Deskripsi Latihan - Ubahlah semua baris di bawah ini menjadi daftar bernomor dan lewati baris yang kosong. Mohon jangan sertakan gambar dalam jawaban.

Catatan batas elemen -
= = = = =

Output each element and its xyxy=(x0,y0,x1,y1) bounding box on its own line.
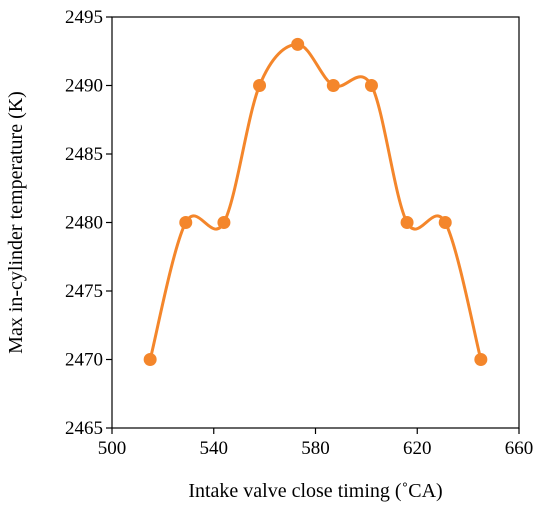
y-tick-label: 2465 xyxy=(65,418,103,439)
data-point xyxy=(364,79,378,92)
y-tick-label: 2495 xyxy=(65,7,103,28)
y-axis-label: Max in-cylinder temperature (K) xyxy=(5,91,27,354)
data-point xyxy=(179,216,193,229)
y-tick-label: 2475 xyxy=(65,281,103,302)
data-point xyxy=(326,79,340,92)
x-axis-label: Intake valve close timing (˚CA) xyxy=(188,480,442,502)
series-layer xyxy=(143,37,488,366)
y-tick-label: 2480 xyxy=(65,213,103,234)
data-point xyxy=(253,79,267,92)
data-point xyxy=(400,216,414,229)
y-tick-label: 2490 xyxy=(65,76,103,97)
y-tick-label: 2470 xyxy=(65,350,103,371)
x-tick-label: 660 xyxy=(505,438,534,459)
x-tick-label: 580 xyxy=(301,438,330,459)
x-tick-label: 620 xyxy=(403,438,432,459)
y-tick-label: 2485 xyxy=(65,144,103,165)
x-tick-label: 540 xyxy=(200,438,229,459)
x-axis-ticks: 500 540 580 620 660 xyxy=(98,428,534,459)
series-line xyxy=(148,42,483,361)
x-tick-label: 500 xyxy=(98,438,127,459)
data-point xyxy=(438,216,452,229)
data-point xyxy=(474,353,488,366)
y-axis-ticks: 2465 2470 2475 2480 2485 2490 2495 xyxy=(65,7,112,439)
plot-area xyxy=(111,16,520,429)
data-point xyxy=(143,353,157,366)
data-point xyxy=(291,37,305,51)
data-point xyxy=(217,216,231,229)
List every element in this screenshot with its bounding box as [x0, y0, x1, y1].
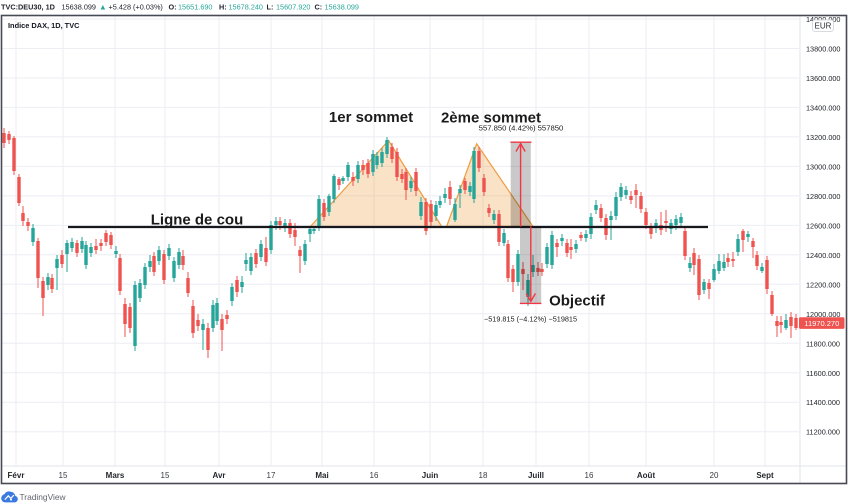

= = = = =

Penyelesaian Soal -
1. Output each element and its xyxy=(x0,y0,x1,y1) bounding box on its own line.
2. y-tick-label: 2465 xyxy=(65,418,103,439)
3. data-point xyxy=(364,79,378,92)
4. y-tick-label: 2495 xyxy=(65,7,103,28)
5. y-axis-label: Max in-cylinder temperature (K) xyxy=(5,91,27,354)
6. data-point xyxy=(179,216,193,229)
7. y-tick-label: 2475 xyxy=(65,281,103,302)
8. data-point xyxy=(326,79,340,92)
9. x-axis-label: Intake valve close timing (˚CA) xyxy=(188,480,442,502)
10. series-layer xyxy=(143,37,488,366)
11. y-tick-label: 2480 xyxy=(65,213,103,234)
12. data-point xyxy=(253,79,267,92)
13. data-point xyxy=(400,216,414,229)
14. y-tick-label: 2490 xyxy=(65,76,103,97)
15. y-tick-label: 2470 xyxy=(65,350,103,371)
16. x-tick-label: 660 xyxy=(505,438,534,459)
17. x-tick-label: 580 xyxy=(301,438,330,459)
18. x-tick-label: 620 xyxy=(403,438,432,459)
19. y-tick-label: 2485 xyxy=(65,144,103,165)
20. x-tick-label: 540 xyxy=(200,438,229,459)
21. x-axis-ticks: 500 540 580 620 660 xyxy=(98,428,534,459)
22. series-line xyxy=(148,42,483,361)
23. x-tick-label: 500 xyxy=(98,438,127,459)
24. data-point xyxy=(438,216,452,229)
25. data-point xyxy=(474,353,488,366)
26. y-axis-ticks: 2465 2470 2475 2480 2485 2490 2495 xyxy=(65,7,112,439)
27. plot-area xyxy=(111,16,520,429)
28. data-point xyxy=(143,353,157,366)
29. data-point xyxy=(291,37,305,51)
30. data-point xyxy=(217,216,231,229)
31. List every element in this screenshot with its bounding box as [x0, y0, x1, y1].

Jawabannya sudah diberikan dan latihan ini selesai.